[Start Provided material]
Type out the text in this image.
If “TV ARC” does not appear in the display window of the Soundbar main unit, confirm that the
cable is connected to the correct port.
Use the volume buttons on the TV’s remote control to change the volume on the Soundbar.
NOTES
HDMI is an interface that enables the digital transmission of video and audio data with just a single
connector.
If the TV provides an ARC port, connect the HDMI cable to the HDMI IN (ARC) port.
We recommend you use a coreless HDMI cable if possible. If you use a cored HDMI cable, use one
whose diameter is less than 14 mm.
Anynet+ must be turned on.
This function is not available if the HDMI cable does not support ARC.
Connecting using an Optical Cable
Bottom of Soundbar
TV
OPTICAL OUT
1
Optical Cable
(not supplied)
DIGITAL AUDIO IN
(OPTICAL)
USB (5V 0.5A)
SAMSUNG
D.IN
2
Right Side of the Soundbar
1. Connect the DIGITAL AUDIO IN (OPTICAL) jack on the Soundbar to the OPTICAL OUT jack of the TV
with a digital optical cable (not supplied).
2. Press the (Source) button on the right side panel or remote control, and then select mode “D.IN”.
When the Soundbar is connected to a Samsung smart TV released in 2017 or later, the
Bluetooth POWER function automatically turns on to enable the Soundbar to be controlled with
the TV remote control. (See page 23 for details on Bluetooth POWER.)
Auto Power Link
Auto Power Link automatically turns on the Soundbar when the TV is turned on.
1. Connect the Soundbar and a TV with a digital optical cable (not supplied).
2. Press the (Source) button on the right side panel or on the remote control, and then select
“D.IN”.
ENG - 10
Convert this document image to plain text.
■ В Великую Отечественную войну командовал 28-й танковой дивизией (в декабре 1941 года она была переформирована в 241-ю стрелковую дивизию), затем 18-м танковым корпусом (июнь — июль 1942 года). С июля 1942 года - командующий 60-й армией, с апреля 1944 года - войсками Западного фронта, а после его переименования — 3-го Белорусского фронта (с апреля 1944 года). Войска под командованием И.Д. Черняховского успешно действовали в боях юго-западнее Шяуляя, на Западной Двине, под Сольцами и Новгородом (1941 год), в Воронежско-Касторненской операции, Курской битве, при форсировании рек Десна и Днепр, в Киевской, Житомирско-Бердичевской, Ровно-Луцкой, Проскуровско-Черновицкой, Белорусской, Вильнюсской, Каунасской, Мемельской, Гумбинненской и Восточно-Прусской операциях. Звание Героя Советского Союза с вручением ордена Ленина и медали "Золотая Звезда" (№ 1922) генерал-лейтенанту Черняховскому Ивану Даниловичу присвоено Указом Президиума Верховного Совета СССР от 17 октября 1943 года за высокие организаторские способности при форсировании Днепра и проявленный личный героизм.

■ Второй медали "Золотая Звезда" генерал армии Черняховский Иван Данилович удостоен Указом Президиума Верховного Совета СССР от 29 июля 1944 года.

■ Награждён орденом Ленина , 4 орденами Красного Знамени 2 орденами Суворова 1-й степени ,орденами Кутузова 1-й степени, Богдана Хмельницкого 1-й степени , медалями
[End Provided material]
Job
Every record above must be duplicated exactly.

Finished task
Type out the text in this image.
If “TV ARC” does not appear in the display window of the Soundbar main unit, confirm that the
cable is connected to the correct port.
Use the volume buttons on the TV’s remote control to change the volume on the Soundbar.
NOTES
HDMI is an interface that enables the digital transmission of video and audio data with just a single
connector.
If the TV provides an ARC port, connect the HDMI cable to the HDMI IN (ARC) port.
We recommend you use a coreless HDMI cable if possible. If you use a cored HDMI cable, use one
whose diameter is less than 14 mm.
Anynet+ must be turned on.
This function is not available if the HDMI cable does not support ARC.
Connecting using an Optical Cable
Bottom of Soundbar
TV
OPTICAL OUT
1
Optical Cable
(not supplied)
DIGITAL AUDIO IN
(OPTICAL)
USB (5V 0.5A)
SAMSUNG
D.IN
2
Right Side of the Soundbar
1. Connect the DIGITAL AUDIO IN (OPTICAL) jack on the Soundbar to the OPTICAL OUT jack of the TV
with a digital optical cable (not supplied).
2. Press the (Source) button on the right side panel or remote control, and then select mode “D.IN”.
When the Soundbar is connected to a Samsung smart TV released in 2017 or later, the
Bluetooth POWER function automatically turns on to enable the Soundbar to be controlled with
the TV remote control. (See page 23 for details on Bluetooth POWER.)
Auto Power Link
Auto Power Link automatically turns on the Soundbar when the TV is turned on.
1. Connect the Soundbar and a TV with a digital optical cable (not supplied).
2. Press the (Source) button on the right side panel or on the remote control, and then select
“D.IN”.
ENG - 10
Convert this document image to plain text.
■ В Великую Отечественную войну командовал 28-й танковой дивизией (в декабре 1941 года она была переформирована в 241-ю стрелковую дивизию), затем 18-м танковым корпусом (июнь — июль 1942 года). С июля 1942 года - командующий 60-й армией, с апреля 1944 года - войсками Западного фронта, а после его переименования — 3-го Белорусского фронта (с апреля 1944 года). Войска под командованием И.Д. Черняховского успешно действовали в боях юго-западнее Шяуляя, на Западной Двине, под Сольцами и Новгородом (1941 год), в Воронежско-Касторненской операции, Курской битве, при форсировании рек Десна и Днепр, в Киевской, Житомирско-Бердичевской, Ровно-Луцкой, Проскуровско-Черновицкой, Белорусской, Вильнюсской, Каунасской, Мемельской, Гумбинненской и Восточно-Прусской операциях. Звание Героя Советского Союза с вручением ордена Ленина и медали "Золотая Звезда" (№ 1922) генерал-лейтенанту Черняховскому Ивану Даниловичу присвоено Указом Президиума Верховного Совета СССР от 17 октября 1943 года за высокие организаторские способности при форсировании Днепра и проявленный личный героизм.

■ Второй медали "Золотая Звезда" генерал армии Черняховский Иван Данилович удостоен Указом Президиума Верховного Совета СССР от 29 июля 1944 года.

■ Награждён орденом Ленина , 4 орденами Красного Знамени 2 орденами Суворова 1-й степени ,орденами Кутузова 1-й степени, Богдана Хмельницкого 1-й степени , медалями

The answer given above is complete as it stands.